Directive: Word for word, restate every line of the material.

Provided entries:

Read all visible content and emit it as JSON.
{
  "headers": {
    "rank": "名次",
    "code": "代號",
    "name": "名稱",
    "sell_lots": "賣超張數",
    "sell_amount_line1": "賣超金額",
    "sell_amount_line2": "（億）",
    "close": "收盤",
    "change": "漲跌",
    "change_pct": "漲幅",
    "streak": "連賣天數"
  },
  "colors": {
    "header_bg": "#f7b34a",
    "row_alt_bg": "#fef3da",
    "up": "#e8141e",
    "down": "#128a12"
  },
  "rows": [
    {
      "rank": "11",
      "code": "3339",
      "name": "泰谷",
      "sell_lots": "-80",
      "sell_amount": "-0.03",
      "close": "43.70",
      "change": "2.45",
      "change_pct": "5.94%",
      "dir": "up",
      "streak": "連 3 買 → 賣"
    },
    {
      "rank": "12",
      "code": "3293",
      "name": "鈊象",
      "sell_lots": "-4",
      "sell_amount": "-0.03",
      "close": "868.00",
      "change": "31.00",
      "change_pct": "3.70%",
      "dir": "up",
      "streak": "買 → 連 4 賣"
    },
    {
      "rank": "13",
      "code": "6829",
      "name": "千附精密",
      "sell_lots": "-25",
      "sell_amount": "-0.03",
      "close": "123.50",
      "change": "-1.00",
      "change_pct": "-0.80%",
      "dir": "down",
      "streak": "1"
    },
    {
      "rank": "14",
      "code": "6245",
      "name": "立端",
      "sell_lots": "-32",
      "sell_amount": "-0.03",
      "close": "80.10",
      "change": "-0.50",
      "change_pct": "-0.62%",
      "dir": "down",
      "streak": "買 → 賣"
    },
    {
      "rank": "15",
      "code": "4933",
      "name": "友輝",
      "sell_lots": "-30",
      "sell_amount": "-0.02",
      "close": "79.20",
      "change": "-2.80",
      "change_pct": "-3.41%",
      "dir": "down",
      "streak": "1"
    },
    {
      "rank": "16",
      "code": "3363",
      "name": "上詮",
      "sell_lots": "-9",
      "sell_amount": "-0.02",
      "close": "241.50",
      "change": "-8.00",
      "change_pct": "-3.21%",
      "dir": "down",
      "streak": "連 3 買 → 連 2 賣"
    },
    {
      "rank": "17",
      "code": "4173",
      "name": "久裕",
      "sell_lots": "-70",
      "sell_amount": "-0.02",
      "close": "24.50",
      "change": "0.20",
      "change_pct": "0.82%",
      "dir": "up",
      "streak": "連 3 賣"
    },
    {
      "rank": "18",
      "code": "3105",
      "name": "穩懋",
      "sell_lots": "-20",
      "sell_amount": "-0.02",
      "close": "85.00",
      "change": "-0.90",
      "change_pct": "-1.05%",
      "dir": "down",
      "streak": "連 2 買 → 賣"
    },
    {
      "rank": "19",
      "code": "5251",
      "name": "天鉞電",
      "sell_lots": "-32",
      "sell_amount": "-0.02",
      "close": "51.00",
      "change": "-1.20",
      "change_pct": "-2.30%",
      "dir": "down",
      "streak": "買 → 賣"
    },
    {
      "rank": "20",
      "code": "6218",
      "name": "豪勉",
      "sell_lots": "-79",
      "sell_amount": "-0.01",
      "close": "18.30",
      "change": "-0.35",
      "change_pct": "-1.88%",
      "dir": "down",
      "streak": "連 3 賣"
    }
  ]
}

Full output:
Read all visible content and emit it as JSON.
{
  "headers": {
    "rank": "名次",
    "code": "代號",
    "name": "名稱",
    "sell_lots": "賣超張數",
    "sell_amount_line1": "賣超金額",
    "sell_amount_line2": "（億）",
    "close": "收盤",
    "change": "漲跌",
    "change_pct": "漲幅",
    "streak": "連賣天數"
  },
  "colors": {
    "header_bg": "#f7b34a",
    "row_alt_bg": "#fef3da",
    "up": "#e8141e",
    "down": "#128a12"
  },
  "rows": [
    {
      "rank": "11",
      "code": "3339",
      "name": "泰谷",
      "sell_lots": "-80",
      "sell_amount": "-0.03",
      "close": "43.70",
      "change": "2.45",
      "change_pct": "5.94%",
      "dir": "up",
      "streak": "連 3 買 → 賣"
    },
    {
      "rank": "12",
      "code": "3293",
      "name": "鈊象",
      "sell_lots": "-4",
      "sell_amount": "-0.03",
      "close": "868.00",
      "change": "31.00",
      "change_pct": "3.70%",
      "dir": "up",
      "streak": "買 → 連 4 賣"
    },
    {
      "rank": "13",
      "code": "6829",
      "name": "千附精密",
      "sell_lots": "-25",
      "sell_amount": "-0.03",
      "close": "123.50",
      "change": "-1.00",
      "change_pct": "-0.80%",
      "dir": "down",
      "streak": "1"
    },
    {
      "rank": "14",
      "code": "6245",
      "name": "立端",
      "sell_lots": "-32",
      "sell_amount": "-0.03",
      "close": "80.10",
      "change": "-0.50",
      "change_pct": "-0.62%",
      "dir": "down",
      "streak": "買 → 賣"
    },
    {
      "rank": "15",
      "code": "4933",
      "name": "友輝",
      "sell_lots": "-30",
      "sell_amount": "-0.02",
      "close": "79.20",
      "change": "-2.80",
      "change_pct": "-3.41%",
      "dir": "down",
      "streak": "1"
    },
    {
      "rank": "16",
      "code": "3363",
      "name": "上詮",
      "sell_lots": "-9",
      "sell_amount": "-0.02",
      "close": "241.50",
      "change": "-8.00",
      "change_pct": "-3.21%",
      "dir": "down",
      "streak": "連 3 買 → 連 2 賣"
    },
    {
      "rank": "17",
      "code": "4173",
      "name": "久裕",
      "sell_lots": "-70",
      "sell_amount": "-0.02",
      "close": "24.50",
      "change": "0.20",
      "change_pct": "0.82%",
      "dir": "up",
      "streak": "連 3 賣"
    },
    {
      "rank": "18",
      "code": "3105",
      "name": "穩懋",
      "sell_lots": "-20",
      "sell_amount": "-0.02",
      "close": "85.00",
      "change": "-0.90",
      "change_pct": "-1.05%",
      "dir": "down",
      "streak": "連 2 買 → 賣"
    },
    {
      "rank": "19",
      "code": "5251",
      "name": "天鉞電",
      "sell_lots": "-32",
      "sell_amount": "-0.02",
      "close": "51.00",
      "change": "-1.20",
      "change_pct": "-2.30%",
      "dir": "down",
      "streak": "買 → 賣"
    },
    {
      "rank": "20",
      "code": "6218",
      "name": "豪勉",
      "sell_lots": "-79",
      "sell_amount": "-0.01",
      "close": "18.30",
      "change": "-0.35",
      "change_pct": "-1.88%",
      "dir": "down",
      "streak": "連 3 賣"
    }
  ]
}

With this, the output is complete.